Collect each line holding the string "Atlantic".

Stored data
____

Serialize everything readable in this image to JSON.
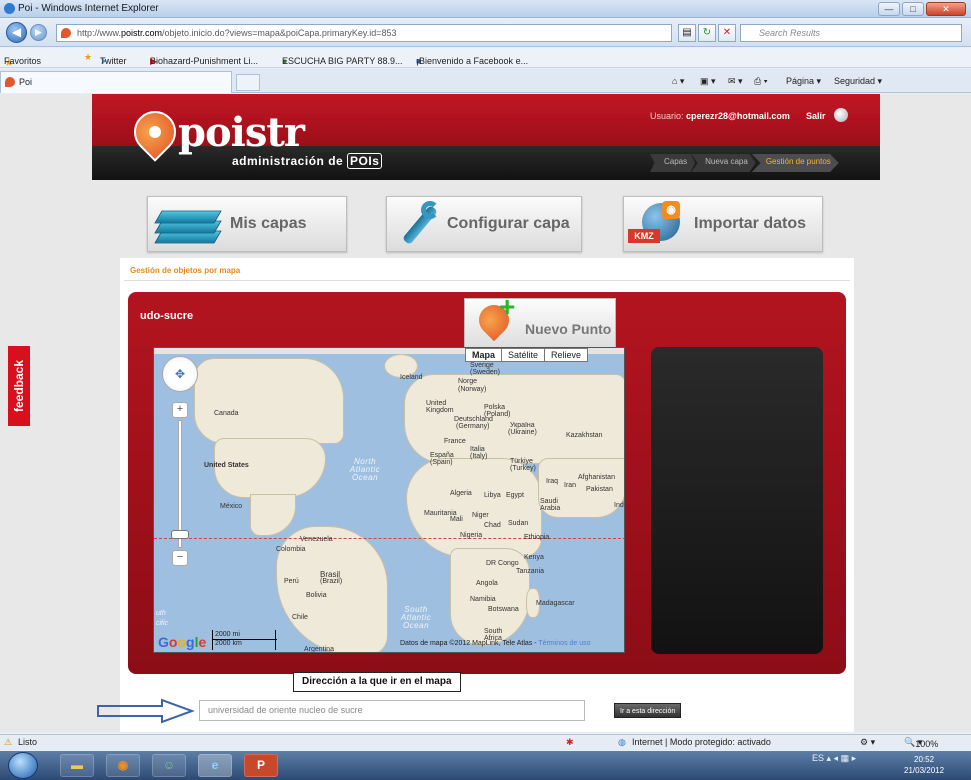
{
  "window": {
    "title": "Poi - Windows Internet Explorer",
    "btn_min": "—",
    "btn_max": "□",
    "btn_close": "✕"
  },
  "address": {
    "url_prefix": "http://www.",
    "url_domain": "poistr.com",
    "url_path": "/objeto.inicio.do?views=mapa&poiCapa.primaryKey.id=853",
    "search_placeholder": "Search Results"
  },
  "favorites": {
    "label": "Favoritos",
    "items": [
      "Twitter",
      "Biohazard-Punishment Li...",
      "ESCUCHA BIG PARTY 88.9...",
      "¡Bienvenido a Facebook e..."
    ]
  },
  "tabs": {
    "active": "Poi",
    "commands": [
      "Página ▾",
      "Seguridad ▾"
    ]
  },
  "site": {
    "logo": "poistr",
    "tagline": "administración de",
    "tagline_badge": "POIs",
    "user_label": "Usuario:",
    "user_email": "cperezr28@hotmail.com",
    "logout": "Salir",
    "breadcrumbs": [
      "Capas",
      "Nueva capa",
      "Gestión de puntos"
    ],
    "buttons": {
      "mis_capas": "Mis capas",
      "configurar": "Configurar capa",
      "importar": "Importar datos",
      "kmz_tag": "KMZ"
    },
    "section_title": "Gestión de objetos por mapa",
    "layer_name": "udo-sucre",
    "new_point": "Nuevo Punto",
    "map": {
      "types": [
        "Mapa",
        "Satélite",
        "Relieve"
      ],
      "selected_type": "Mapa",
      "scale_mi": "2000 mi",
      "scale_km": "2000 km",
      "copyright": "Datos de mapa ©2012 MapLink, Tele Atlas -",
      "terms": "Términos de uso",
      "labels": {
        "canada": "Canada",
        "usa": "United States",
        "mexico": "México",
        "venezuela": "Venezuela",
        "colombia": "Colombia",
        "peru": "Perú",
        "brasil": "Brasil",
        "brasil2": "(Brazil)",
        "bolivia": "Bolivia",
        "chile": "Chile",
        "argentina": "Argentina",
        "iceland": "Iceland",
        "norge": "Norge",
        "norge2": "(Norway)",
        "uk": "United Kingdom",
        "deutschland": "Deutschland",
        "deutschland2": "(Germany)",
        "polska": "Polska",
        "polska2": "(Poland)",
        "ukraine": "Україна",
        "ukraine2": "(Ukraine)",
        "france": "France",
        "espana": "España",
        "espana2": "(Spain)",
        "italia": "Italia",
        "italy": "(Italy)",
        "turkiye": "Türkiye",
        "turkey": "(Turkey)",
        "kazakhstan": "Kazakhstan",
        "algeria": "Algeria",
        "libya": "Libya",
        "egypt": "Egypt",
        "iraq": "Iraq",
        "iran": "Iran",
        "afghanistan": "Afghanistan",
        "pakistan": "Pakistan",
        "saudi": "Saudi Arabia",
        "mauritania": "Mauritania",
        "mali": "Mali",
        "niger": "Niger",
        "chad": "Chad",
        "sudan": "Sudan",
        "nigeria": "Nigeria",
        "ethiopia": "Ethiopia",
        "kenya": "Kenya",
        "drcongo": "DR Congo",
        "tanzania": "Tanzania",
        "angola": "Angola",
        "namibia": "Namibia",
        "botswana": "Botswana",
        "madagascar": "Madagascar",
        "southafrica": "South Africa",
        "ind": "Ind",
        "sverige": "Sverige",
        "sverige2": "(Sweden)",
        "uth": "uth",
        "cific": "cific",
        "north_atlantic": "North Atlantic Ocean",
        "south_atlantic": "South Atlantic Ocean"
      }
    },
    "address_tooltip": "Dirección a la que ir en el mapa",
    "address_value": "universidad de oriente nucleo de sucre",
    "go_button": "Ir a esta dirección",
    "feedback": "feedback"
  },
  "status": {
    "left": "Listo",
    "zone": "Internet | Modo protegido: activado",
    "zoom": "100%"
  },
  "taskbar": {
    "lang": "ES",
    "time": "20:52",
    "date": "21/03/2012"
  }
}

____

Response below
        "north_atlantic": "North Atlantic Ocean",
        "south_atlantic": "South Atlantic Ocean"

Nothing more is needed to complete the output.